Retype the records that come next, word for word.
--- Start ---
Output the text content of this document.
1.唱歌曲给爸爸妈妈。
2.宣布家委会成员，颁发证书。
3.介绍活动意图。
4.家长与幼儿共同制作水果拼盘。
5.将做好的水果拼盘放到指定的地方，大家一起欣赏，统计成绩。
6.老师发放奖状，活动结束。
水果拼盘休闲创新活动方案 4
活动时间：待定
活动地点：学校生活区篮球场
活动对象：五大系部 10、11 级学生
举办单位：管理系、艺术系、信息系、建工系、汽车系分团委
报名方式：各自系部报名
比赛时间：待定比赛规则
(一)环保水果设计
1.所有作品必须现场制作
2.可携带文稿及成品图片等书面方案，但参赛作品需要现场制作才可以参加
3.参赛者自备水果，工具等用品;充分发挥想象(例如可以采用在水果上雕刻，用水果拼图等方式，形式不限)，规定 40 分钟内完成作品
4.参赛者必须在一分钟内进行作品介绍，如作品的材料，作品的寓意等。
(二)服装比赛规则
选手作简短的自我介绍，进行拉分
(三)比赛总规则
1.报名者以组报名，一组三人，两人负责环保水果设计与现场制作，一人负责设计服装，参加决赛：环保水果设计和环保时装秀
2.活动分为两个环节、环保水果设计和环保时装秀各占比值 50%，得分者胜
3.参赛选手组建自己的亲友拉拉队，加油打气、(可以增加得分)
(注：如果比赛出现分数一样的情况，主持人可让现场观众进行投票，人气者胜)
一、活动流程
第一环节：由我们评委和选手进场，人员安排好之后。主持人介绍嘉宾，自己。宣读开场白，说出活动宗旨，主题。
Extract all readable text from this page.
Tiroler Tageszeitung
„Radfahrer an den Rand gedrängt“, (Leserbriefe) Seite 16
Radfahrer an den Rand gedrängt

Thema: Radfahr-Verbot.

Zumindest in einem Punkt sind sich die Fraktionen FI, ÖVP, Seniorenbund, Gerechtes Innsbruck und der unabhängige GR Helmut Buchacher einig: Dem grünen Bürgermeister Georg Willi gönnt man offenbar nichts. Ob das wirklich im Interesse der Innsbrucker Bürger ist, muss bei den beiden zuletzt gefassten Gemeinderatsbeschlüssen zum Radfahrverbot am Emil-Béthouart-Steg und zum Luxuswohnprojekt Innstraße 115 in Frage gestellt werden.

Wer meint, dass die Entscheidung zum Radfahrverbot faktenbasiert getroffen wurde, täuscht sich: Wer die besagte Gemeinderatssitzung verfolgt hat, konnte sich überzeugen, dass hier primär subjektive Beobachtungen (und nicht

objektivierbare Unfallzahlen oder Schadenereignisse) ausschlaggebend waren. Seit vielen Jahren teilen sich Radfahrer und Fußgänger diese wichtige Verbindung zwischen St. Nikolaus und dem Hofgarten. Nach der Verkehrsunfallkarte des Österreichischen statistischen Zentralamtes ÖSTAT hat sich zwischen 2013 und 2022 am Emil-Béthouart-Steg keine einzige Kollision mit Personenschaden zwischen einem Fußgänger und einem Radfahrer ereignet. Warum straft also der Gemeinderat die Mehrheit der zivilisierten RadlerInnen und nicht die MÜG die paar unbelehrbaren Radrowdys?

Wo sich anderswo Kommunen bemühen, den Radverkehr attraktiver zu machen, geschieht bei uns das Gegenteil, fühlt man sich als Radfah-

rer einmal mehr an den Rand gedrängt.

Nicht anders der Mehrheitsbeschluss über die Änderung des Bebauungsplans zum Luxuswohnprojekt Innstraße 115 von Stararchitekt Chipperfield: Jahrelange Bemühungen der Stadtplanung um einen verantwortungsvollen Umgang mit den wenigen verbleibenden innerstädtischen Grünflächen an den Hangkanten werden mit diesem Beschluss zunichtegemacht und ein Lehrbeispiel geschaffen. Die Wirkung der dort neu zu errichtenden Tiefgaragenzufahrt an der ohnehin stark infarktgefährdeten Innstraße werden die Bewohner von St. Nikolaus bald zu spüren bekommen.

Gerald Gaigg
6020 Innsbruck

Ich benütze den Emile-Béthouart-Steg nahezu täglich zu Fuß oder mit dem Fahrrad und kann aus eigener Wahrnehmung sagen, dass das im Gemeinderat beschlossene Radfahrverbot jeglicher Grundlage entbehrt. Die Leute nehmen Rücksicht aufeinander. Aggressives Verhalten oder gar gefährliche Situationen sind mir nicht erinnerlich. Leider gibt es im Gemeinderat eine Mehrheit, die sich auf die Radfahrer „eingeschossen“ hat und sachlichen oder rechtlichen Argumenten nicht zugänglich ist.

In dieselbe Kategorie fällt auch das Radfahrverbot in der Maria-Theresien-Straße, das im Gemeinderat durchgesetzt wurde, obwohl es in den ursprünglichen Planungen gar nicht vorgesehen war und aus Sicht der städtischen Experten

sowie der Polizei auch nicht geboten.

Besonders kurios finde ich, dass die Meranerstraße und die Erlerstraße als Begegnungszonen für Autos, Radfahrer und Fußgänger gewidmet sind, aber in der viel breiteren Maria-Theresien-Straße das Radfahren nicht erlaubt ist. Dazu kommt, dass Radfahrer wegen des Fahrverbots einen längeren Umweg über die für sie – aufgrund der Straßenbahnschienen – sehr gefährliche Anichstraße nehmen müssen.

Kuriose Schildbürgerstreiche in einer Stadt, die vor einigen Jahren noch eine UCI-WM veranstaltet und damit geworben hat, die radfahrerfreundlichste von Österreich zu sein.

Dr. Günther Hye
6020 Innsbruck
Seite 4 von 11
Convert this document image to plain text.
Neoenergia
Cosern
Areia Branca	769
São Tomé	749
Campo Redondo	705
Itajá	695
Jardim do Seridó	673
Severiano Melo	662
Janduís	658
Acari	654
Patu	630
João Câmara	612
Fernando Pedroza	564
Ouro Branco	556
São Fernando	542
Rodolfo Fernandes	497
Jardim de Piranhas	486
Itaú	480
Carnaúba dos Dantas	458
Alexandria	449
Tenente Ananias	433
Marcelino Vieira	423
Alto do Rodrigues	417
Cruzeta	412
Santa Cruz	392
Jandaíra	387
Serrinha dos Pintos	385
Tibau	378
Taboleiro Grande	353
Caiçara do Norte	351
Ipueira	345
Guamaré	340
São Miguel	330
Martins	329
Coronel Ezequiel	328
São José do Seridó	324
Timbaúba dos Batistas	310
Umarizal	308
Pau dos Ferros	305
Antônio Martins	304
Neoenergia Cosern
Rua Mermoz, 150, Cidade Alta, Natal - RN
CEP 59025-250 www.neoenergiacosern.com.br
--- End ---
[FULL ANSWER]:
Output the text content of this document.
1.唱歌曲给爸爸妈妈。
2.宣布家委会成员，颁发证书。
3.介绍活动意图。
4.家长与幼儿共同制作水果拼盘。
5.将做好的水果拼盘放到指定的地方，大家一起欣赏，统计成绩。
6.老师发放奖状，活动结束。
水果拼盘休闲创新活动方案 4
活动时间：待定
活动地点：学校生活区篮球场
活动对象：五大系部 10、11 级学生
举办单位：管理系、艺术系、信息系、建工系、汽车系分团委
报名方式：各自系部报名
比赛时间：待定比赛规则
(一)环保水果设计
1.所有作品必须现场制作
2.可携带文稿及成品图片等书面方案，但参赛作品需要现场制作才可以参加
3.参赛者自备水果，工具等用品;充分发挥想象(例如可以采用在水果上雕刻，用水果拼图等方式，形式不限)，规定 40 分钟内完成作品
4.参赛者必须在一分钟内进行作品介绍，如作品的材料，作品的寓意等。
(二)服装比赛规则
选手作简短的自我介绍，进行拉分
(三)比赛总规则
1.报名者以组报名，一组三人，两人负责环保水果设计与现场制作，一人负责设计服装，参加决赛：环保水果设计和环保时装秀
2.活动分为两个环节、环保水果设计和环保时装秀各占比值 50%，得分者胜
3.参赛选手组建自己的亲友拉拉队，加油打气、(可以增加得分)
(注：如果比赛出现分数一样的情况，主持人可让现场观众进行投票，人气者胜)
一、活动流程
第一环节：由我们评委和选手进场，人员安排好之后。主持人介绍嘉宾，自己。宣读开场白，说出活动宗旨，主题。
Extract all readable text from this page.
Tiroler Tageszeitung
„Radfahrer an den Rand gedrängt“, (Leserbriefe) Seite 16
Radfahrer an den Rand gedrängt

Thema: Radfahr-Verbot.

Zumindest in einem Punkt sind sich die Fraktionen FI, ÖVP, Seniorenbund, Gerechtes Innsbruck und der unabhängige GR Helmut Buchacher einig: Dem grünen Bürgermeister Georg Willi gönnt man offenbar nichts. Ob das wirklich im Interesse der Innsbrucker Bürger ist, muss bei den beiden zuletzt gefassten Gemeinderatsbeschlüssen zum Radfahrverbot am Emil-Béthouart-Steg und zum Luxuswohnprojekt Innstraße 115 in Frage gestellt werden.

Wer meint, dass die Entscheidung zum Radfahrverbot faktenbasiert getroffen wurde, täuscht sich: Wer die besagte Gemeinderatssitzung verfolgt hat, konnte sich überzeugen, dass hier primär subjektive Beobachtungen (und nicht

objektivierbare Unfallzahlen oder Schadenereignisse) ausschlaggebend waren. Seit vielen Jahren teilen sich Radfahrer und Fußgänger diese wichtige Verbindung zwischen St. Nikolaus und dem Hofgarten. Nach der Verkehrsunfallkarte des Österreichischen statistischen Zentralamtes ÖSTAT hat sich zwischen 2013 und 2022 am Emil-Béthouart-Steg keine einzige Kollision mit Personenschaden zwischen einem Fußgänger und einem Radfahrer ereignet. Warum straft also der Gemeinderat die Mehrheit der zivilisierten RadlerInnen und nicht die MÜG die paar unbelehrbaren Radrowdys?

Wo sich anderswo Kommunen bemühen, den Radverkehr attraktiver zu machen, geschieht bei uns das Gegenteil, fühlt man sich als Radfah-

rer einmal mehr an den Rand gedrängt.

Nicht anders der Mehrheitsbeschluss über die Änderung des Bebauungsplans zum Luxuswohnprojekt Innstraße 115 von Stararchitekt Chipperfield: Jahrelange Bemühungen der Stadtplanung um einen verantwortungsvollen Umgang mit den wenigen verbleibenden innerstädtischen Grünflächen an den Hangkanten werden mit diesem Beschluss zunichtegemacht und ein Lehrbeispiel geschaffen. Die Wirkung der dort neu zu errichtenden Tiefgaragenzufahrt an der ohnehin stark infarktgefährdeten Innstraße werden die Bewohner von St. Nikolaus bald zu spüren bekommen.

Gerald Gaigg
6020 Innsbruck

Ich benütze den Emile-Béthouart-Steg nahezu täglich zu Fuß oder mit dem Fahrrad und kann aus eigener Wahrnehmung sagen, dass das im Gemeinderat beschlossene Radfahrverbot jeglicher Grundlage entbehrt. Die Leute nehmen Rücksicht aufeinander. Aggressives Verhalten oder gar gefährliche Situationen sind mir nicht erinnerlich. Leider gibt es im Gemeinderat eine Mehrheit, die sich auf die Radfahrer „eingeschossen“ hat und sachlichen oder rechtlichen Argumenten nicht zugänglich ist.

In dieselbe Kategorie fällt auch das Radfahrverbot in der Maria-Theresien-Straße, das im Gemeinderat durchgesetzt wurde, obwohl es in den ursprünglichen Planungen gar nicht vorgesehen war und aus Sicht der städtischen Experten

sowie der Polizei auch nicht geboten.

Besonders kurios finde ich, dass die Meranerstraße und die Erlerstraße als Begegnungszonen für Autos, Radfahrer und Fußgänger gewidmet sind, aber in der viel breiteren Maria-Theresien-Straße das Radfahren nicht erlaubt ist. Dazu kommt, dass Radfahrer wegen des Fahrverbots einen längeren Umweg über die für sie – aufgrund der Straßenbahnschienen – sehr gefährliche Anichstraße nehmen müssen.

Kuriose Schildbürgerstreiche in einer Stadt, die vor einigen Jahren noch eine UCI-WM veranstaltet und damit geworben hat, die radfahrerfreundlichste von Österreich zu sein.

Dr. Günther Hye
6020 Innsbruck
Seite 4 von 11
Convert this document image to plain text.
Neoenergia
Cosern
Areia Branca	769
São Tomé	749
Campo Redondo	705
Itajá	695
Jardim do Seridó	673
Severiano Melo	662
Janduís	658
Acari	654
Patu	630
João Câmara	612
Fernando Pedroza	564
Ouro Branco	556
São Fernando	542
Rodolfo Fernandes	497
Jardim de Piranhas	486
Itaú	480
Carnaúba dos Dantas	458
Alexandria	449
Tenente Ananias	433
Marcelino Vieira	423
Alto do Rodrigues	417
Cruzeta	412
Santa Cruz	392
Jandaíra	387
Serrinha dos Pintos	385
Tibau	378
Taboleiro Grande	353
Caiçara do Norte	351
Ipueira	345
Guamaré	340
São Miguel	330
Martins	329
Coronel Ezequiel	328
São José do Seridó	324
Timbaúba dos Batistas	310
Umarizal	308
Pau dos Ferros	305
Antônio Martins	304
Neoenergia Cosern
Rua Mermoz, 150, Cidade Alta, Natal - RN
CEP 59025-250 www.neoenergiacosern.com.br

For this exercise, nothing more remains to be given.